## AIM
Select the lines that contain "السيرة" and copy each of them.

Data records:
-=-=-

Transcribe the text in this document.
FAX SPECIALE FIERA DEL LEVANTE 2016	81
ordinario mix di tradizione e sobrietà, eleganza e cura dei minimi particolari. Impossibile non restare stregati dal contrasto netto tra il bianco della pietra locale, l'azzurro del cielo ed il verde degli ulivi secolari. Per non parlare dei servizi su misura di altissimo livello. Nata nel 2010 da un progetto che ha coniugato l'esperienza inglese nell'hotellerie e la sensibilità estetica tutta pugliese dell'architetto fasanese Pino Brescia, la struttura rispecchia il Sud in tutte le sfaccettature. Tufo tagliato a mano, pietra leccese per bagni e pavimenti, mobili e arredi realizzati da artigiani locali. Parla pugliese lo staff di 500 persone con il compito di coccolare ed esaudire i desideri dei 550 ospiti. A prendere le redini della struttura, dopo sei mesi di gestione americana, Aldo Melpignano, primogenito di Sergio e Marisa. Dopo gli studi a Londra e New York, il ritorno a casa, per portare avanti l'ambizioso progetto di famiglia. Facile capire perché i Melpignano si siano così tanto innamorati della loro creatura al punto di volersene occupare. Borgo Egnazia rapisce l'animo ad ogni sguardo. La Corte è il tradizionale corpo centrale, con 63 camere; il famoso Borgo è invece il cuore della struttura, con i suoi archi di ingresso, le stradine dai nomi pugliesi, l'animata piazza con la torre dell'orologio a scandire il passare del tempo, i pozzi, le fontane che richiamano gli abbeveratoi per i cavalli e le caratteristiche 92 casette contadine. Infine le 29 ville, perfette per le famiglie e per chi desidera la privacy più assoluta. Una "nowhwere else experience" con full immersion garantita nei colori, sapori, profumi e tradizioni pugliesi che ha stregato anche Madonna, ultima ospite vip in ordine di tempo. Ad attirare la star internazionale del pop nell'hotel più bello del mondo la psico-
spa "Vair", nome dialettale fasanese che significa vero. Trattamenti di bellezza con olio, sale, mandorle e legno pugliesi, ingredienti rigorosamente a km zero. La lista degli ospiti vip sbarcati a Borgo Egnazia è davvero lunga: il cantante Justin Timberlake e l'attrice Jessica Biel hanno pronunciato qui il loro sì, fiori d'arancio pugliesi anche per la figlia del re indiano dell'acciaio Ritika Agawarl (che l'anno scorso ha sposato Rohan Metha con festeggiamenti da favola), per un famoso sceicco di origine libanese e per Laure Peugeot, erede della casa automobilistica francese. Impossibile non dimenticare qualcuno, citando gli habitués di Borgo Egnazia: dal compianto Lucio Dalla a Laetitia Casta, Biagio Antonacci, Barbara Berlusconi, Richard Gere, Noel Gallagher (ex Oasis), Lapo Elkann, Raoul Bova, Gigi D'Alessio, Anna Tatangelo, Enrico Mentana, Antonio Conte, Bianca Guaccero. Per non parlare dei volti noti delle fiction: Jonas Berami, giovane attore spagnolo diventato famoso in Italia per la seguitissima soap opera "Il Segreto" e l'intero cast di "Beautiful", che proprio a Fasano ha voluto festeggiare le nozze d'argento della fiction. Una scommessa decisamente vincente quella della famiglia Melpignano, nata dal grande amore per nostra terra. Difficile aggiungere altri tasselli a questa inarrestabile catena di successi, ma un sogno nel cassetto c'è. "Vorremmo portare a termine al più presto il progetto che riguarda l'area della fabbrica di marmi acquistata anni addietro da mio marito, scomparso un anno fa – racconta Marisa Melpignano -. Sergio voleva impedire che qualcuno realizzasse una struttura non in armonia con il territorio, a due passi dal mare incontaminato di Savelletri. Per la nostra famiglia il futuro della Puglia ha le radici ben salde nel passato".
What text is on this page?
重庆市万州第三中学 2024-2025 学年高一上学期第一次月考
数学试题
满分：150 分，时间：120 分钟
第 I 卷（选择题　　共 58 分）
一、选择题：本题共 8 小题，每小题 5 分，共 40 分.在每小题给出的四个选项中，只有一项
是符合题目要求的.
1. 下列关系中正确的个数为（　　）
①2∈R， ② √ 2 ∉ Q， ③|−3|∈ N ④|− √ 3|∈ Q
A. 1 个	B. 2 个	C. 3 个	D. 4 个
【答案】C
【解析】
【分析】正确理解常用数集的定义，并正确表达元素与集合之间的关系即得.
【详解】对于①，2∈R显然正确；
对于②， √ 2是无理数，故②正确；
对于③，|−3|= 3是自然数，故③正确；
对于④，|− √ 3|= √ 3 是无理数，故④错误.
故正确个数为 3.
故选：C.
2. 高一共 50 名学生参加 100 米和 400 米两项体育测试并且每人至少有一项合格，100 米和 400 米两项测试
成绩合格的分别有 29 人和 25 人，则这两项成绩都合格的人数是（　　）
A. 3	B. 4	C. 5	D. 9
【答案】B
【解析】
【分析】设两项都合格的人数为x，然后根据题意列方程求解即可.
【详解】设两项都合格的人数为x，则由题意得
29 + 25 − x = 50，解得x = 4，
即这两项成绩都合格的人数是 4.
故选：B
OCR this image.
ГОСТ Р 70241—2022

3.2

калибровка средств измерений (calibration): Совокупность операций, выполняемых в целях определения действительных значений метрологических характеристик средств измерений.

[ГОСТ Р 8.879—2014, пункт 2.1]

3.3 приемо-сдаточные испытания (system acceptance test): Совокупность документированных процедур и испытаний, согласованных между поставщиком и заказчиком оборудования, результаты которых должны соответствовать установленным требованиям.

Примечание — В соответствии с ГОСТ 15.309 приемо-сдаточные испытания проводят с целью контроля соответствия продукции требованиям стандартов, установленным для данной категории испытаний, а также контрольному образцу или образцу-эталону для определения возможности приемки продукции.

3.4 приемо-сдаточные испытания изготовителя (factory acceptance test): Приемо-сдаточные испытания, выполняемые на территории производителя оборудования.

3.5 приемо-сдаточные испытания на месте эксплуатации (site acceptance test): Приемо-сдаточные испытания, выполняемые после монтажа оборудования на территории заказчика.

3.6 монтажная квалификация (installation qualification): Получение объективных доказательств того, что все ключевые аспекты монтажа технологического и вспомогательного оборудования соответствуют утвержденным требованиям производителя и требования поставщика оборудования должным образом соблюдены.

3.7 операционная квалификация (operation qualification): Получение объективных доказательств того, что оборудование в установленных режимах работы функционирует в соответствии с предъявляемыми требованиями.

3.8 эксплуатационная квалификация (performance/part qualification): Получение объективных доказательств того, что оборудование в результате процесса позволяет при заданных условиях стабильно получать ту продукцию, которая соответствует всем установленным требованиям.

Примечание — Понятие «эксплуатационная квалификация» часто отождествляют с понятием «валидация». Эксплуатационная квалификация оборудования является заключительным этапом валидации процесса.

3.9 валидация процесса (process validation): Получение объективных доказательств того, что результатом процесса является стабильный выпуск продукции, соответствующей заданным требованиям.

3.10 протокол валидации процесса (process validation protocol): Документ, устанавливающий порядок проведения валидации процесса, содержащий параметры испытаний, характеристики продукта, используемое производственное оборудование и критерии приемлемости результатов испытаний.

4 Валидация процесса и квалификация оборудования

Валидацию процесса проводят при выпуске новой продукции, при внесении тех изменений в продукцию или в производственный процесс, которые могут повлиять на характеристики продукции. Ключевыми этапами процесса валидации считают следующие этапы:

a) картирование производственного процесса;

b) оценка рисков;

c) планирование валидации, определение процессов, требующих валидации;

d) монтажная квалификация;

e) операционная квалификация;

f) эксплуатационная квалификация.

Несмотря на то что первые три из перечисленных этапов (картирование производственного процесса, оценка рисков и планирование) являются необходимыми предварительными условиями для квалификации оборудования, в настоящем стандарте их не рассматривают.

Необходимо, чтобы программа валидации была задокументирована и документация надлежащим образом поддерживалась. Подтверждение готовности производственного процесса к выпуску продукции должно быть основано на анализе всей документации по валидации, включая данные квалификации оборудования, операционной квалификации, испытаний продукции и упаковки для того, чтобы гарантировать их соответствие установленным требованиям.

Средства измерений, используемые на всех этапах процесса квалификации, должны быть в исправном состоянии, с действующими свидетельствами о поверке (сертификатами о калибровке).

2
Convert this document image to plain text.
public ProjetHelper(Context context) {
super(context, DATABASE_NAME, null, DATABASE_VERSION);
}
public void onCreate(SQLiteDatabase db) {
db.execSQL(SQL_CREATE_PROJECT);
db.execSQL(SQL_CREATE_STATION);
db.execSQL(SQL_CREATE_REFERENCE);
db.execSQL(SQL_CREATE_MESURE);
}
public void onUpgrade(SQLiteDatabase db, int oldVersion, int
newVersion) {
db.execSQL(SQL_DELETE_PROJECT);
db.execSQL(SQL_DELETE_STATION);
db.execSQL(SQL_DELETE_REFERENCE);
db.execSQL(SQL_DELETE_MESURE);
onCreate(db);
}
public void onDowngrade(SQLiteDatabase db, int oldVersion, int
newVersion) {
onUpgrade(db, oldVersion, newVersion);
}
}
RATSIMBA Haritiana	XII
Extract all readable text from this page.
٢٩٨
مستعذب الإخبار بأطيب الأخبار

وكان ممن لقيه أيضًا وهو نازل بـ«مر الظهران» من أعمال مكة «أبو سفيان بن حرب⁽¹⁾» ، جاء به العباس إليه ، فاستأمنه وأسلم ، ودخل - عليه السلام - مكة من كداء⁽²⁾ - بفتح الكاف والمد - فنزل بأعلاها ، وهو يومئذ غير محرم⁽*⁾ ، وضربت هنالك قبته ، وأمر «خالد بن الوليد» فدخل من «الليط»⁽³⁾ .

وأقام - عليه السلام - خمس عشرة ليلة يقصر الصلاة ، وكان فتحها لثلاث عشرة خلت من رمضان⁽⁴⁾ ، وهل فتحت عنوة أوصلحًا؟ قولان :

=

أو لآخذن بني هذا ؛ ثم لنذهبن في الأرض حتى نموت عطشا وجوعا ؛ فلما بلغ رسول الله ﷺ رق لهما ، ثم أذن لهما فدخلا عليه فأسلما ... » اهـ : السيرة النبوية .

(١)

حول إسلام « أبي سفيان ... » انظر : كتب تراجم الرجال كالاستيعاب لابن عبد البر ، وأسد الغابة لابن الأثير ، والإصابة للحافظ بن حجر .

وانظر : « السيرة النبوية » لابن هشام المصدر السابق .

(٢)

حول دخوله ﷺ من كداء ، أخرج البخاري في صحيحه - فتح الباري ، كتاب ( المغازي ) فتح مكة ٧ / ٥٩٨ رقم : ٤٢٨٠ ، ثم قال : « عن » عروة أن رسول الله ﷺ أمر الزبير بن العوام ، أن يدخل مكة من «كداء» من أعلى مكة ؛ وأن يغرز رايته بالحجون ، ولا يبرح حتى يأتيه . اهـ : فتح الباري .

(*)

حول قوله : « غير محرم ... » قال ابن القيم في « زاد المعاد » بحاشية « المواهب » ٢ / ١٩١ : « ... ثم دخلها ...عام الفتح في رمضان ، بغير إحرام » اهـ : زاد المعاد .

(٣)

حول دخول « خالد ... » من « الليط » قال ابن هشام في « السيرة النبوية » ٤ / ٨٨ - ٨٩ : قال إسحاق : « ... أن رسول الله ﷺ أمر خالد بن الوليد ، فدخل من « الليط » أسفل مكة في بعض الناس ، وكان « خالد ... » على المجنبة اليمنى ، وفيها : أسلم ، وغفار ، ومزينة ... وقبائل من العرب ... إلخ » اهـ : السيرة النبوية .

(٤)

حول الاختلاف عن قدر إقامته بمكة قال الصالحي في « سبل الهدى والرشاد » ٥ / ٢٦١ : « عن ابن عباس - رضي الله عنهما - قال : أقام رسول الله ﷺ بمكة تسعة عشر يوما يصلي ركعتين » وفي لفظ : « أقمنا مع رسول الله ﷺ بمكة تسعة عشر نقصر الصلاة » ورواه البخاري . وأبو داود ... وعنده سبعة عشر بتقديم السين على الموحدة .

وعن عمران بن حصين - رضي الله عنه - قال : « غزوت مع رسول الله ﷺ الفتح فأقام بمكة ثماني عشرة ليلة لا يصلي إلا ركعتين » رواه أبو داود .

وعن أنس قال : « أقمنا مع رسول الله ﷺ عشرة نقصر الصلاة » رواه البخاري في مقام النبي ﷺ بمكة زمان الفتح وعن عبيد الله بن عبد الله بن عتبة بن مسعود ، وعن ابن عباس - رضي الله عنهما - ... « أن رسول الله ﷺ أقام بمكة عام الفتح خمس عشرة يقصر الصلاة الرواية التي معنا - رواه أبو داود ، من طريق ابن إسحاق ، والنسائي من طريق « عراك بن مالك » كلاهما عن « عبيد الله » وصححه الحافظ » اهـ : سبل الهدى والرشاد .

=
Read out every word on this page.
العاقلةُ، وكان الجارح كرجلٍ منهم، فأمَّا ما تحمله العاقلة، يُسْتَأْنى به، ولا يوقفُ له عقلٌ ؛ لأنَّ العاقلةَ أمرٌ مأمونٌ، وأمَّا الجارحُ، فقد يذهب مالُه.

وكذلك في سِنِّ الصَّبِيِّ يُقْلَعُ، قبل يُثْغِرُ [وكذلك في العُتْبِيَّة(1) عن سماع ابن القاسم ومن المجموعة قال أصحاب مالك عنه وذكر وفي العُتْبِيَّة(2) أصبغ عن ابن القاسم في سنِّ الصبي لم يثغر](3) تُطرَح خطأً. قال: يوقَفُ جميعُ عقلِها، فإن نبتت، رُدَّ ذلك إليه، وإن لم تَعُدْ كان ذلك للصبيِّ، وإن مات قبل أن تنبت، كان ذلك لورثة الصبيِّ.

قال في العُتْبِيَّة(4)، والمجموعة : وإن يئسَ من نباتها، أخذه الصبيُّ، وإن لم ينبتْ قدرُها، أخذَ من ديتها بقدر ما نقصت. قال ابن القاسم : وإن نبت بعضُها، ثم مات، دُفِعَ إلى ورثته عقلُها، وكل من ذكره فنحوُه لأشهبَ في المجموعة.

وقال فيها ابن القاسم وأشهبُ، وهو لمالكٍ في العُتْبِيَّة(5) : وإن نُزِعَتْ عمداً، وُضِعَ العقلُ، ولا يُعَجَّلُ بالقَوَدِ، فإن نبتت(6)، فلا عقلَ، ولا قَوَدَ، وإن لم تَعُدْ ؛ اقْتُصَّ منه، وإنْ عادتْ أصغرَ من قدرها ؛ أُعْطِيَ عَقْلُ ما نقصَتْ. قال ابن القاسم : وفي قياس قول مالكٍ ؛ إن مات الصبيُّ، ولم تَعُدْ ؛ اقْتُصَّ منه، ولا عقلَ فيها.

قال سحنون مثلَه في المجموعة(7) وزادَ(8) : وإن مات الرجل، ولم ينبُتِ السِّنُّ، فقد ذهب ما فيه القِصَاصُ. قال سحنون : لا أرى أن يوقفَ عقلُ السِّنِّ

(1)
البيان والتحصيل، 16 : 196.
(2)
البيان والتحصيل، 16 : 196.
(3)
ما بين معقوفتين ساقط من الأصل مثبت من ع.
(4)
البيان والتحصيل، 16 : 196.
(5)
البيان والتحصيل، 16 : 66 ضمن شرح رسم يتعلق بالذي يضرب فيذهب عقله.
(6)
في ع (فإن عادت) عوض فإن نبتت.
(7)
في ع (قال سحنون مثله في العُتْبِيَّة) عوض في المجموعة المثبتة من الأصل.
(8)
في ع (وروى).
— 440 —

-=-=-

## ANSWER TO THE EXERCISE
أو لآخذن بني هذا ؛ ثم لنذهبن في الأرض حتى نموت عطشا وجوعا ؛ فلما بلغ رسول الله ﷺ رق لهما ، ثم أذن لهما فدخلا عليه فأسلما ... » اهـ : السيرة النبوية .
وانظر : « السيرة النبوية » لابن هشام المصدر السابق .
حول دخول « خالد ... » من « الليط » قال ابن هشام في « السيرة النبوية » ٤ / ٨٨ - ٨٩ : قال إسحاق : « ... أن رسول الله ﷺ أمر خالد بن الوليد ، فدخل من « الليط » أسفل مكة في بعض الناس ، وكان « خالد ... » على المجنبة اليمنى ، وفيها : أسلم ، وغفار ، ومزينة ... وقبائل من العرب ... إلخ » اهـ : السيرة النبوية .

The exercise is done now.